§ **Instructions to follow**: Make an exact copy of all the records.

Items from a figure collection
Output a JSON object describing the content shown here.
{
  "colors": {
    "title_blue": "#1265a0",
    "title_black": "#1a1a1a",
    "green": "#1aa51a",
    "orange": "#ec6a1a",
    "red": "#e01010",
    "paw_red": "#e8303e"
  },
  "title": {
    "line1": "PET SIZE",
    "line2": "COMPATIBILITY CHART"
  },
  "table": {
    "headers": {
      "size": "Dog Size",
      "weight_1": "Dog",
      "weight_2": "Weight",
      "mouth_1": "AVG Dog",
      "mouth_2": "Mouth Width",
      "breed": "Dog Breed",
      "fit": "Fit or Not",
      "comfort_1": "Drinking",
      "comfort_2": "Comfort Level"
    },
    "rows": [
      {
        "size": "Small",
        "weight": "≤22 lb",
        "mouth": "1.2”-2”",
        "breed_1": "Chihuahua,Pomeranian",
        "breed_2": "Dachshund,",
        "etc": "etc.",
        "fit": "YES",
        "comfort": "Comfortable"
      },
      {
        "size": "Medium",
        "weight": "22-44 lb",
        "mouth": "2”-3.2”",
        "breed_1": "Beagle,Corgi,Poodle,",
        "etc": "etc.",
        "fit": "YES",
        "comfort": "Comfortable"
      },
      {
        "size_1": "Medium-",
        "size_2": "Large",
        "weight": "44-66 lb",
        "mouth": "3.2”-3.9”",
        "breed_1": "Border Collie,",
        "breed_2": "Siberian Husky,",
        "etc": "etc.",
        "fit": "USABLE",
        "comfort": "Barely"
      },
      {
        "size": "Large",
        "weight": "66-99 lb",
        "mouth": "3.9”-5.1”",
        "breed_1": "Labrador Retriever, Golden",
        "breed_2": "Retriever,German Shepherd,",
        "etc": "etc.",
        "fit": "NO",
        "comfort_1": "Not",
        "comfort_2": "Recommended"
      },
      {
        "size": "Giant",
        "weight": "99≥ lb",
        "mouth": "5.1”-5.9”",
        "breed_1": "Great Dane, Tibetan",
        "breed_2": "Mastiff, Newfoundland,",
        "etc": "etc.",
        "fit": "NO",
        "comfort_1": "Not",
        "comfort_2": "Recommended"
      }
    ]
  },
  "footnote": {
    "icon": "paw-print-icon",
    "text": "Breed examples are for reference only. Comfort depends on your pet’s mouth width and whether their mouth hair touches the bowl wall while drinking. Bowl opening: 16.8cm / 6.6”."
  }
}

§ **Solution below**:
Output a JSON object describing the content shown here.
{
  "colors": {
    "title_blue": "#1265a0",
    "title_black": "#1a1a1a",
    "green": "#1aa51a",
    "orange": "#ec6a1a",
    "red": "#e01010",
    "paw_red": "#e8303e"
  },
  "title": {
    "line1": "PET SIZE",
    "line2": "COMPATIBILITY CHART"
  },
  "table": {
    "headers": {
      "size": "Dog Size",
      "weight_1": "Dog",
      "weight_2": "Weight",
      "mouth_1": "AVG Dog",
      "mouth_2": "Mouth Width",
      "breed": "Dog Breed",
      "fit": "Fit or Not",
      "comfort_1": "Drinking",
      "comfort_2": "Comfort Level"
    },
    "rows": [
      {
        "size": "Small",
        "weight": "≤22 lb",
        "mouth": "1.2”-2”",
        "breed_1": "Chihuahua,Pomeranian",
        "breed_2": "Dachshund,",
        "etc": "etc.",
        "fit": "YES",
        "comfort": "Comfortable"
      },
      {
        "size": "Medium",
        "weight": "22-44 lb",
        "mouth": "2”-3.2”",
        "breed_1": "Beagle,Corgi,Poodle,",
        "etc": "etc.",
        "fit": "YES",
        "comfort": "Comfortable"
      },
      {
        "size_1": "Medium-",
        "size_2": "Large",
        "weight": "44-66 lb",
        "mouth": "3.2”-3.9”",
        "breed_1": "Border Collie,",
        "breed_2": "Siberian Husky,",
        "etc": "etc.",
        "fit": "USABLE",
        "comfort": "Barely"
      },
      {
        "size": "Large",
        "weight": "66-99 lb",
        "mouth": "3.9”-5.1”",
        "breed_1": "Labrador Retriever, Golden",
        "breed_2": "Retriever,German Shepherd,",
        "etc": "etc.",
        "fit": "NO",
        "comfort_1": "Not",
        "comfort_2": "Recommended"
      },
      {
        "size": "Giant",
        "weight": "99≥ lb",
        "mouth": "5.1”-5.9”",
        "breed_1": "Great Dane, Tibetan",
        "breed_2": "Mastiff, Newfoundland,",
        "etc": "etc.",
        "fit": "NO",
        "comfort_1": "Not",
        "comfort_2": "Recommended"
      }
    ]
  },
  "footnote": {
    "icon": "paw-print-icon",
    "text": "Breed examples are for reference only. Comfort depends on your pet’s mouth width and whether their mouth hair touches the bowl wall while drinking. Bowl opening: 16.8cm / 6.6”."
  }
}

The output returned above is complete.